→ WHAT YOU NEED TO DO:
From the records below, copy every line that contains the word "바랍니다".

# start of EXERCISE MATERIAL

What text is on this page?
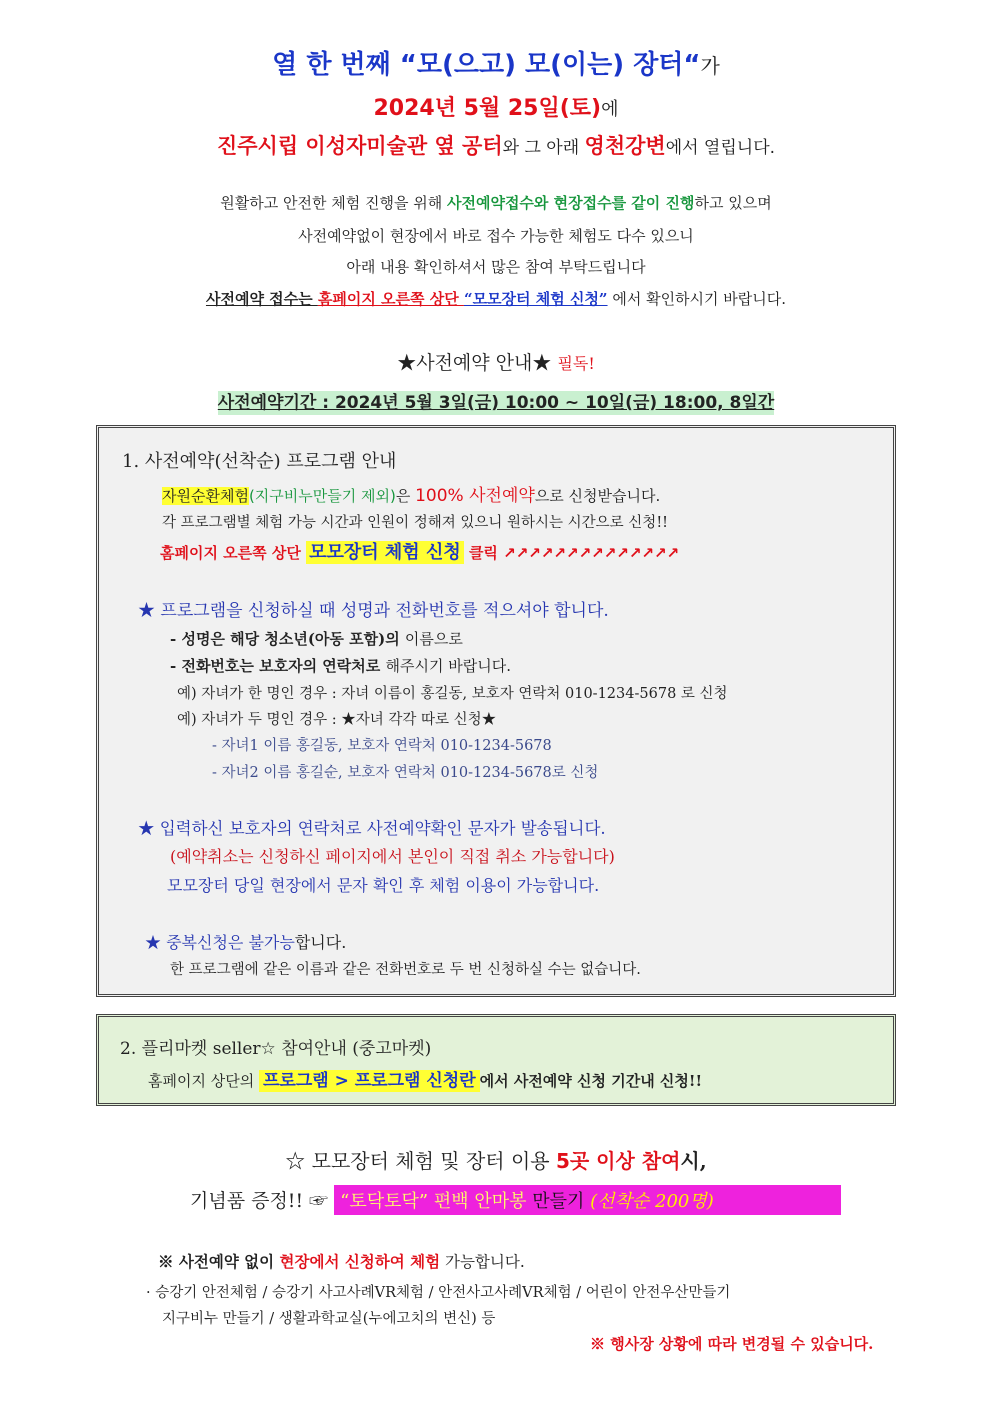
열 한 번째 “모(으고) 모(이는) 장터“가
2024년 5월 25일(토)에
진주시립 이성자미술관 옆 공터와 그 아래 영천강변에서 열립니다.
원활하고 안전한 체험 진행을 위해 사전예약접수와 현장접수를 같이 진행하고 있으며
사전예약없이 현장에서 바로 접수 가능한 체험도 다수 있으니
아래 내용 확인하셔서 많은 참여 부탁드립니다
사전예약 접수는 홈페이지 오른쪽 상단 “모모장터 체험 신청” 에서 확인하시기 바랍니다.
★사전예약 안내★ 필독!
사전예약기간 : 2024년 5월 3일(금) 10:00 ~ 10일(금) 18:00, 8일간
1. 사전예약(선착순) 프로그램 안내
자원순환체험(지구비누만들기 제외)은 100% 사전예약으로 신청받습니다.
각 프로그램별 체험 가능 시간과 인원이 정해져 있으니 원하시는 시간으로 신청!!
홈페이지 오른쪽 상단 모모장터 체험 신청 클릭 ↗↗↗↗↗↗↗↗↗↗↗↗↗↗
★ 프로그램을 신청하실 때 성명과 전화번호를 적으셔야 합니다.
- 성명은 해당 청소년(아동 포함)의 이름으로
- 전화번호는 보호자의 연락처로 해주시기 바랍니다.
예) 자녀가 한 명인 경우 : 자녀 이름이 홍길동, 보호자 연락처 010-1234-5678 로 신청
예) 자녀가 두 명인 경우 : ★자녀 각각 따로 신청★
- 자녀1 이름 홍길동, 보호자 연락처 010-1234-5678
- 자녀2 이름 홍길순, 보호자 연락처 010-1234-5678로 신청
★ 입력하신 보호자의 연락처로 사전예약확인 문자가 발송됩니다.
(예약취소는 신청하신 페이지에서 본인이 직접 취소 가능합니다)
모모장터 당일 현장에서 문자 확인 후 체험 이용이 가능합니다.
★ 중복신청은 불가능합니다.
한 프로그램에 같은 이름과 같은 전화번호로 두 번 신청하실 수는 없습니다.
2. 플리마켓 seller☆ 참여안내 (중고마켓)
홈페이지 상단의 프로그램 > 프로그램 신청란 에서 사전예약 신청 기간내 신청!!
☆ 모모장터 체험 및 장터 이용 5곳 이상 참여시,
기념품 증정!! ☞ “토닥토닥” 편백 안마봉 만들기 (선착순 200명)
※ 사전예약 없이 현장에서 신청하여 체험 가능합니다.
· 승강기 안전체험 / 승강기 사고사례VR체험 / 안전사고사례VR체험 / 어린이 안전우산만들기
지구비누 만들기 / 생활과학교실(누에고치의 변신) 등
※ 행사장 상황에 따라 변경될 수 있습니다.
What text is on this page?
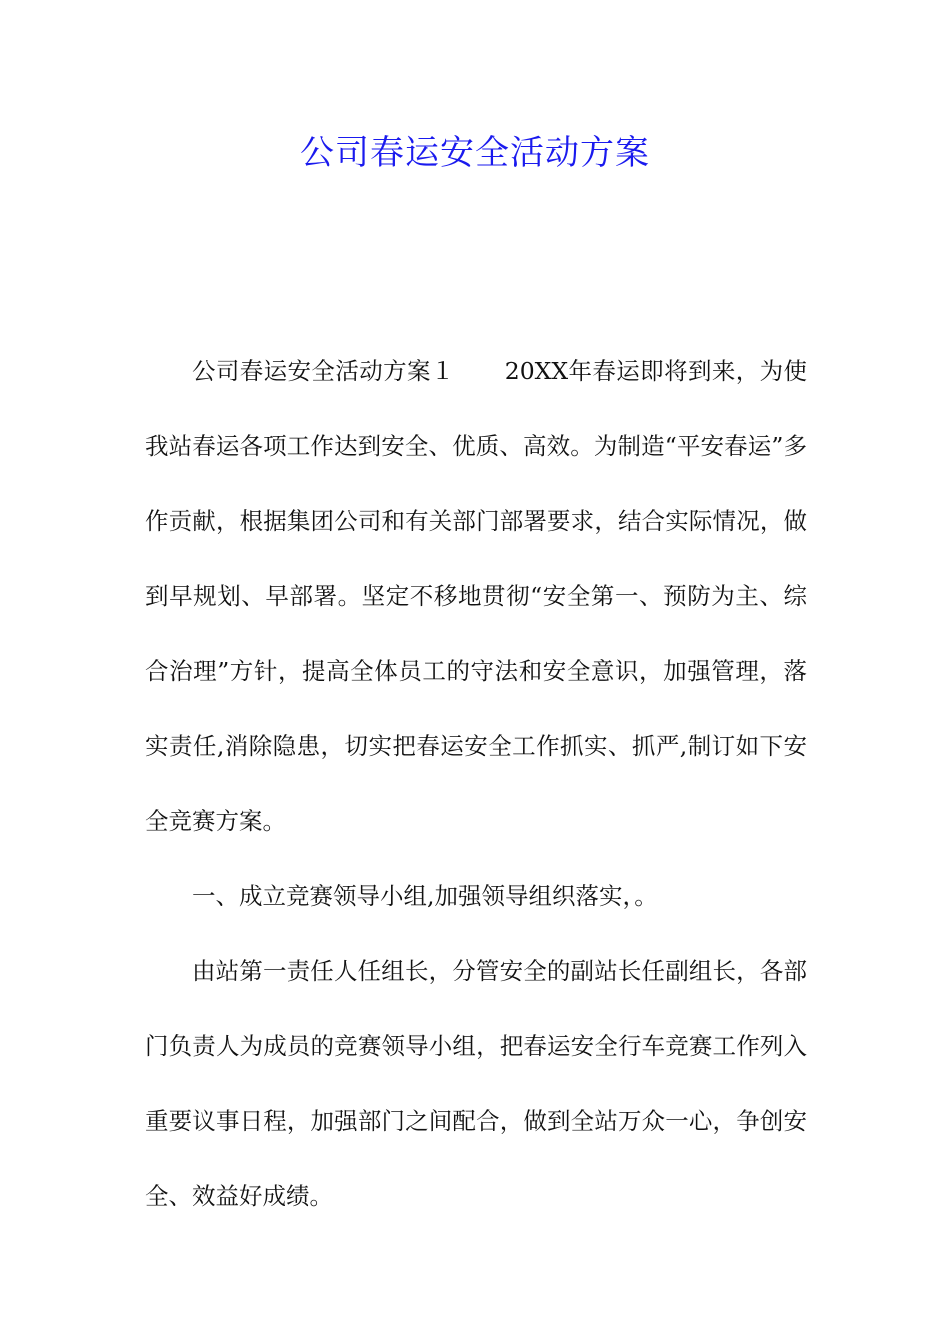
公司春运安全活动方案

公司春运安全活动方案１ 20XX年春运即将到来，为使我站春运各项工作达到安全、优质、高效。为制造“平安春运”多作贡献，根据集团公司和有关部门部署要求，结合实际情况，做到早规划、早部署。坚定不移地贯彻“安全第一、预防为主、综合治理”方针，提高全体员工的守法和安全意识，加强管理，落实责任,消除隐患，切实把春运安全工作抓实、抓严,制订如下安全竞赛方案。

一、成立竞赛领导小组,加强领导组织落实，。

由站第一责任人任组长，分管安全的副站长任副组长，各部门负责人为成员的竞赛领导小组，把春运安全行车竞赛工作列入重要议事日程，加强部门之间配合，做到全站万众一心，争创安全、效益好成绩。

# end of EXERCISE MATERIAL

→ ANSWER FOR THIS EXERCISE:
사전예약 접수는 홈페이지 오른쪽 상단 “모모장터 체험 신청” 에서 확인하시기 바랍니다.
- 전화번호는 보호자의 연락처로 해주시기 바랍니다.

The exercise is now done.